** ESERCIZIO ASSEGNATO **
Prosegui la recensione della Finta giardiniera alla Scala qui sotto, partendo subito dopo la sua ultima frase.

** BRANO SCELTO **
◆ ◆ ◆ ◆

Teatro alla Scala: LA FINTA GIARDINIERA -Wolfgang Amadeus Mozart, 29 ottobre 2018
LA FINTA GIARDINIERA
Wolfgang Amadeus Mozart
Direttore Diego Fasolis
Regia Frederic Wake-Walker
Personaggi e Interpreti:
- Podestà Kresimir Spicer
- Sandrina Hanna-Elisabeth Müller
- Belfiore Bernard Richter
- Arminda Marie-Adeline Henry
- Ramiro Lucia Cirillo
Scene e costumi Antony McDonald
Luci Lucy Carter
Orchestra del Teatro alla Scala su strumenti storici
Produzione Festival di Glyndebourne
“Non si vive di soli capolavori” giustamente scrive Andrea Chegai nelle note del programma di sala “la conoscenza di quelli e un loro più consapevole apprezzamento si irrobustiscono proprio attraverso il confronto pregresso, la tradizione, l’apprendistato.” Ne La finta giardiniera, il diciannovenne Mozart, autore di un catalogo già ricco dovuto ad una maturità artistica precoce, riserba “schegge di genialità ancora sprovviste di sicuro approdo”, citando ancora il Chegai riferendosi, specificamente, alla trilogia Da Ponte, drammaturgicamente sublime.
Non di meno ascoltando quest’edizione “baroccata” con gusto e misura perfetta dal bravisismo Diego Fasolis e dal complesso di strumenti storici suonati con precisione e slancio dall’ottima formazione scaligera, si rimpiange il tempo che fu. E cioè quando, nella dimensione cameristica della Piccola Scala, fu eseguita nel 1970 e poi ripresa nel 1971 con un cast che, tra gli altri, vide il debutto di Daniela Mazzucato ed Enzo Dara nei rispettivi ruoli di Marchesa Violante e di Nardo, alternandosi nel cast tra gli altri a Edith Martelli, Ugo Benelli, Adriana Martino, Adriana Anelli, Lajos Kosma ed un lungo eccetera di formazione italiana.
All’ultima recita del 29 ottobre è stata presa al volo anche dal soprano Marie-Adeline Henry per il salvataggio in extremis della serata, poiché la prevista Anett Fritsch, titolare del ruolo di Arminda, fu colpita da improvvisa indisposizione; giunta alle 19 e salita in scena spartito alla mano ed in un angolo, mentre la pur bravissima assistente alla regia, Lucy Bradley, recitava al suo posto. E quindi la gratitudine per averci risparmiato il ritorno a casa con le pive nel sacco, superi e comprenda qualsiasi giudizio critico. Il resto del cast, musicalmente inappuntabile va specificato, tolta la magnifica prova degli scatenati “servi” Serpetta, la bravisisma e spiritosa Giulia Semenzato, e Nardo, misuratamente comico ed assai ben cantato da Mattia Olivieri, senza essere esaltante era sostanzialmente adeguato, con punte di bravura nella interpretazione di Hanna-Elisabeth Muller, finta giardiniera col nome di Sandrina, sotto cui si cela la fuggitiva Marchesa Violante. Lucia Cirillo, a dispetto di una voce non privilegiata in natura, è parsa suo agio nel ruolo del Cavalier Ramiro, spasimante di Armida. Restano i due tenori: il Contino Belfiore di Bernard Richter dà la misura esatta della attuale situazione del canto mozartiano, specie oltralpe. Corretto, sì, ma anche sprovvisto di speciale fascino vocale, compensato dalla baldanzosa presenza fisica. Messa pure in evidenza, grazie ad una trovata registica che ne improvvisa un comico spogliarello, da Kresimir Spicer, nella parte di Anchise il Podestà, la cui sapidezza in scena e inversamente proporzionale alla voce sgraziata.

◆ ◆ ◆ ◆

** DATI MOSTRATI **
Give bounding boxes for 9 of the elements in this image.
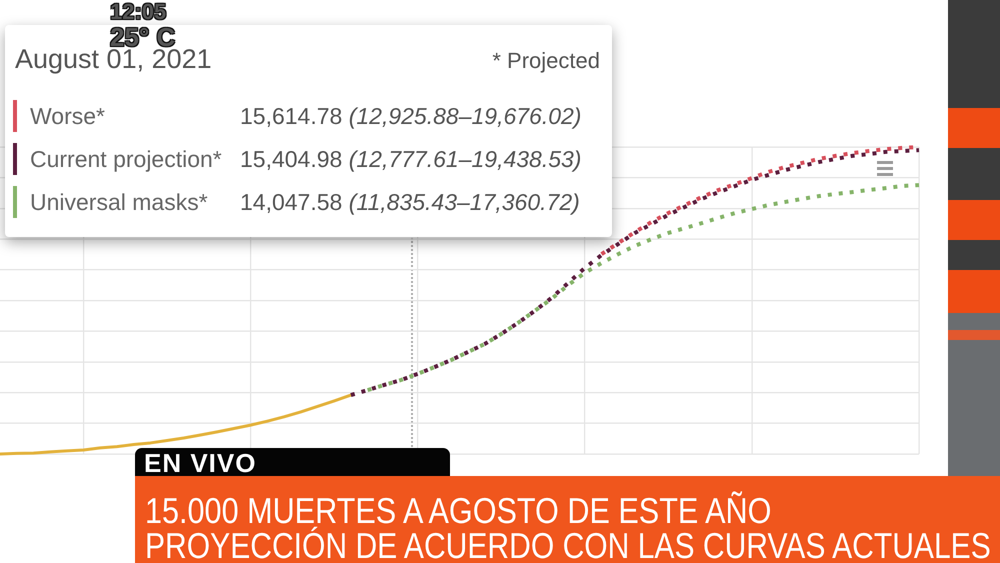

◆ ◆ ◆ ◆

** LA RISPOSTA **
Lo spettacolo, proveniente da Glyndebourne, ha un gradevole impatto scenico nel riproporre l’ambiente Rococò, molto austro ungarico e settecentesco, di un’unica stanza con molti praticabili, finestre e porte, a loro volta affacciantesi a esterni ed interni a seconda della necessità drammaturgica. Le scene ed i bei costumi recano la firma di Antony McDonald. La regia di Frederic Wake-Walker, pur dipanandosi senza intralci su una trama senza costrutto e prevedibile dall’inzio alla fine dei lunghi tre atti di Giuseppe Petroselli che riprende una moda dell’epoca, e cioè il fingersi “giardiniere” specie nei ritratti delle nobil donne del tempo, ha la pretesa di sottolineare un’evoluzione psicologica dei personaggi che man mano distruggono l’ambiente di cartapesta che li circonda e che, alla fine, si trovano sulla nuda scena in abiti pressoché fuori dal tempo. Non che avesse tutto un senso, ma il tutto è assai piaciuto al pubblico, non fluentissimo e in clo dopo la rima parte, che ha resistito fino alla fine.